[SUPPLIED TEXT]
How Can the Beverage Industry Enhance Water Reclaim & Reuse?

September 20, 2018

Sustainability Leaders Discuss Barriers Blocking the Way

 

Dwindling water quality. Increasing water scarcity. Lack of water access. These days, if there’s one thing in full supply in the world, it’s water-related challenges.
 
But solutions to these challenges do exist—and others are in the making. Solutions, however, often come with their own set of barriers. One such quandary is water reclaim and reuse—particularly in the beverage sector.
 
For more than a decade, the Beverage Industry Environmental Roundtable (BIER)—a consortium of leading beverage companies from around the globe—has made sustainable water use and protectiona foundational priority. This year, we established a new technical working group centered on technology, and the first focus area is water reclaim and water reuse.
 
Recently, several of the Technology Working Group members got together for a Q&A session to share their unique perspectives on the water reclaim and reuse challenges inside and outside the beverage sector. Those members include: Julio Torruella of Bacardi Limited, Danielle Kohler of Pernod Ricard, and Michael Wilson of Diageo. Below we share their insights

 Technology Isn’t (Necessarily) the Problem


Q: From your perspective, do you think the right water reclaim and reuse technology exists and is readily available to companies?
 
Julio Torruella (Bacardi Limited): There are several techniques and technologies available—filtration, reverse osmosis, and evaporation, for example, but many are very energy intensive. In Bacardi’s experience, there is no “silver bullet” technology that serves as the perfect answer for spirits producers. Instead, it’s dependent on effluent characteristics, facility size, processes, energy consumption, scale, and so on. Legacy operations with very old facilities can make it difficult to determine which technology should be implemented—especially if they have limited streams segregation. In addition, differences in processes require varying levels of effluent treatment depending on the type of spirits that are produced.

Rows from a layout dataset:
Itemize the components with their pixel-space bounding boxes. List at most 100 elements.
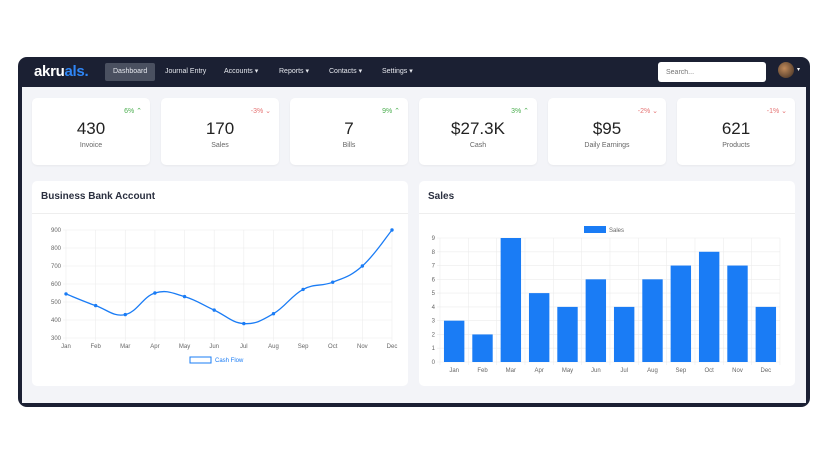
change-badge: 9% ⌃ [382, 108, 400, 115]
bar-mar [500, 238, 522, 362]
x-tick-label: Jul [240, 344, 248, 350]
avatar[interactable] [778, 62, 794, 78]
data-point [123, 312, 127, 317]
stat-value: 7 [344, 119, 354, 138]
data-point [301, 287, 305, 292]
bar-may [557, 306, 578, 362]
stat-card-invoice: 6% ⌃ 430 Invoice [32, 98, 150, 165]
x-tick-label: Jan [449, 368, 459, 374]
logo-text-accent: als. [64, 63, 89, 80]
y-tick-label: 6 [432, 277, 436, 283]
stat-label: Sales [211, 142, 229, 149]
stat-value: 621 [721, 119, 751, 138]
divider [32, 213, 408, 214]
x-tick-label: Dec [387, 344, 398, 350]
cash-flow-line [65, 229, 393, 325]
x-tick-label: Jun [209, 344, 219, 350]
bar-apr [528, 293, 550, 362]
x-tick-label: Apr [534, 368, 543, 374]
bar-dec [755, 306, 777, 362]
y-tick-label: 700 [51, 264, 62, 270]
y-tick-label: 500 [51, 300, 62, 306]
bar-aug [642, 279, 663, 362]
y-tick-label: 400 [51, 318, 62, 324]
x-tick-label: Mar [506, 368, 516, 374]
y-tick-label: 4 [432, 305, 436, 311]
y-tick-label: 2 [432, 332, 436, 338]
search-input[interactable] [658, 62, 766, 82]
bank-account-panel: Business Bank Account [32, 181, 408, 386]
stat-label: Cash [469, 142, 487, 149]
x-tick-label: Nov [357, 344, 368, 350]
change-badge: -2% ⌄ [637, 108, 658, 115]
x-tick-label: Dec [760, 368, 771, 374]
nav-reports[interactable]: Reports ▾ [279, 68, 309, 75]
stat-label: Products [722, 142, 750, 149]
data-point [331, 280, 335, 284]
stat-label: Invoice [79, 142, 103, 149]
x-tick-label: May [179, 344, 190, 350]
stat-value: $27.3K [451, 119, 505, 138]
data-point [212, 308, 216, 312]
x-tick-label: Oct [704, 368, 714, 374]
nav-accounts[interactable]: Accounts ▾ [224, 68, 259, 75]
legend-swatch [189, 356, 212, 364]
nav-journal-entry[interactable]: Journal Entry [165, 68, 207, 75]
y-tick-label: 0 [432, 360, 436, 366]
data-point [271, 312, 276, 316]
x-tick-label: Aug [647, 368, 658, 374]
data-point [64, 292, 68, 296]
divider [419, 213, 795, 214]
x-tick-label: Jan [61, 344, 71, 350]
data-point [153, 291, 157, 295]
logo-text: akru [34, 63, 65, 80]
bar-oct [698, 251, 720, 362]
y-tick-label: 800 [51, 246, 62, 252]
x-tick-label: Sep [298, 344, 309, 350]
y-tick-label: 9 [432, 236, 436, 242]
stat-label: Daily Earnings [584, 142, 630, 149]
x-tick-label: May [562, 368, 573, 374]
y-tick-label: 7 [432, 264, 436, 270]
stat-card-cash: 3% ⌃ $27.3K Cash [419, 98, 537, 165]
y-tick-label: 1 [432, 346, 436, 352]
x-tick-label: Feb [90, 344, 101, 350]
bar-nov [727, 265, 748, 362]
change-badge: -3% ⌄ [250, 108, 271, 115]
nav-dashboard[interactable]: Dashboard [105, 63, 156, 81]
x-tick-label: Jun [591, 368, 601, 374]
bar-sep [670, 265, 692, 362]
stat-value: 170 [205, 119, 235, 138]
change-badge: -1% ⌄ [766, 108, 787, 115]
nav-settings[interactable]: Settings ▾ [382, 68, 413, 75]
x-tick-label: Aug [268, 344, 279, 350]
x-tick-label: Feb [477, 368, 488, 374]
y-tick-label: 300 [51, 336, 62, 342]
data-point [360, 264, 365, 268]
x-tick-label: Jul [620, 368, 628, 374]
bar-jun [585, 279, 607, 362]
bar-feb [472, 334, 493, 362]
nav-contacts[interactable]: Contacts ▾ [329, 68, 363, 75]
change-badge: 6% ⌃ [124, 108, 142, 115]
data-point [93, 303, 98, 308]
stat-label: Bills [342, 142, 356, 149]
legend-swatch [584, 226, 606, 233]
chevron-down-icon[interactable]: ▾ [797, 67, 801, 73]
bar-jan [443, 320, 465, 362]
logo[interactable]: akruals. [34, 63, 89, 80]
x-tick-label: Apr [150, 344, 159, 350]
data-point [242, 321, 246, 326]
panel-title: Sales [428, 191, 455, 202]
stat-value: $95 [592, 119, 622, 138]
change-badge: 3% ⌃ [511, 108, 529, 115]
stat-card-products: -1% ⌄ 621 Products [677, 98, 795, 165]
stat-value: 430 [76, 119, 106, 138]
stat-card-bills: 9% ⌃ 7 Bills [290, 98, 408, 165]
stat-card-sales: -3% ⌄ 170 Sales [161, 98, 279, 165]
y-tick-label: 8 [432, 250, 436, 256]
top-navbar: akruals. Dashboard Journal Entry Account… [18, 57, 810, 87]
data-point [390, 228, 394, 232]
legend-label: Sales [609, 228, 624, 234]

[EXERCISE SET]
#1 From the listing, output the lines from the one containing "change-badge: 9% ⌃ [382, 108, 400, 115]" up to and including the one containing "stat-value: $27.3K [451, 119, 505, 138]", reproducing each line verbatim and nothing else.
#2 Go on with the text about water reclaim and reuse in the beverage industry, starting right after its last sentence.

[SOLVED PROBLEMS]
#1
change-badge: 9% ⌃ [382, 108, 400, 115]
bar-mar [500, 238, 522, 362]
x-tick-label: Jul [240, 344, 248, 350]
avatar[interactable] [778, 62, 794, 78]
data-point [123, 312, 127, 317]
stat-value: 7 [344, 119, 354, 138]
data-point [301, 287, 305, 292]
bar-may [557, 306, 578, 362]
stat-card-invoice: 6% ⌃ 430 Invoice [32, 98, 150, 165]
x-tick-label: Jan [449, 368, 459, 374]
logo-text-accent: als. [64, 63, 89, 80]
y-tick-label: 6 [432, 277, 436, 283]
stat-label: Sales [211, 142, 229, 149]
stat-value: 621 [721, 119, 751, 138]
divider [32, 213, 408, 214]
x-tick-label: Dec [387, 344, 398, 350]
cash-flow-line [65, 229, 393, 325]
x-tick-label: Jun [209, 344, 219, 350]
bar-apr [528, 293, 550, 362]
x-tick-label: Apr [534, 368, 543, 374]
bar-dec [755, 306, 777, 362]
y-tick-label: 700 [51, 264, 62, 270]
y-tick-label: 500 [51, 300, 62, 306]
bar-aug [642, 279, 663, 362]
y-tick-label: 400 [51, 318, 62, 324]
x-tick-label: Mar [506, 368, 516, 374]
y-tick-label: 4 [432, 305, 436, 311]
y-tick-label: 2 [432, 332, 436, 338]
search-input[interactable] [658, 62, 766, 82]
bank-account-panel: Business Bank Account [32, 181, 408, 386]
stat-label: Cash [469, 142, 487, 149]
x-tick-label: Nov [357, 344, 368, 350]
change-badge: -2% ⌄ [637, 108, 658, 115]
x-tick-label: Dec [760, 368, 771, 374]
nav-reports[interactable]: Reports ▾ [279, 68, 309, 75]
stat-label: Products [722, 142, 750, 149]
data-point [331, 280, 335, 284]
stat-label: Invoice [79, 142, 103, 149]
x-tick-label: May [179, 344, 190, 350]
stat-value: $27.3K [451, 119, 505, 138]

#2
Danielle Kohler (Pernod Ricard): Yes. From a technical point of view, many reuse technologies exist to enable us to maintain and/or improve water quality. In my opinion, it’s not typically a technology issue. It is more a question of being able to do it in a cost-effective manner and in a way that will not alter internal and consumer perceptions, marketing, and understanding. When using spring water from a given area is part of your story telling, for instance, it can be quite complicated to consider water reuse or reclaim!
 
Michael Wilson (Diageo): This is all true. An additional consideration, perhaps, is that as water recovery and reuse technologies become more widely used, the extent of the investment should decrease. Costs should lessen, and technologies and solutions will be more competitive. And as interest and application of recovery becomes more widely used this will stimulate more innovation and advances in water recovery technologies. 

 

At the recent BIER meeting in Copenhagen, two suppliers demonstrated some recent innovations in water recovery technologies. One example from Singapore effectively demonstrated what’s possible with advances in water recovery and reuse facilities operating at a significantly reduced footprint, ~75% less, using these new and emerging technologies. Suppliers are adapting to the needs of society and they’re developing more advanced recovery systems that are becoming more available as their use increases.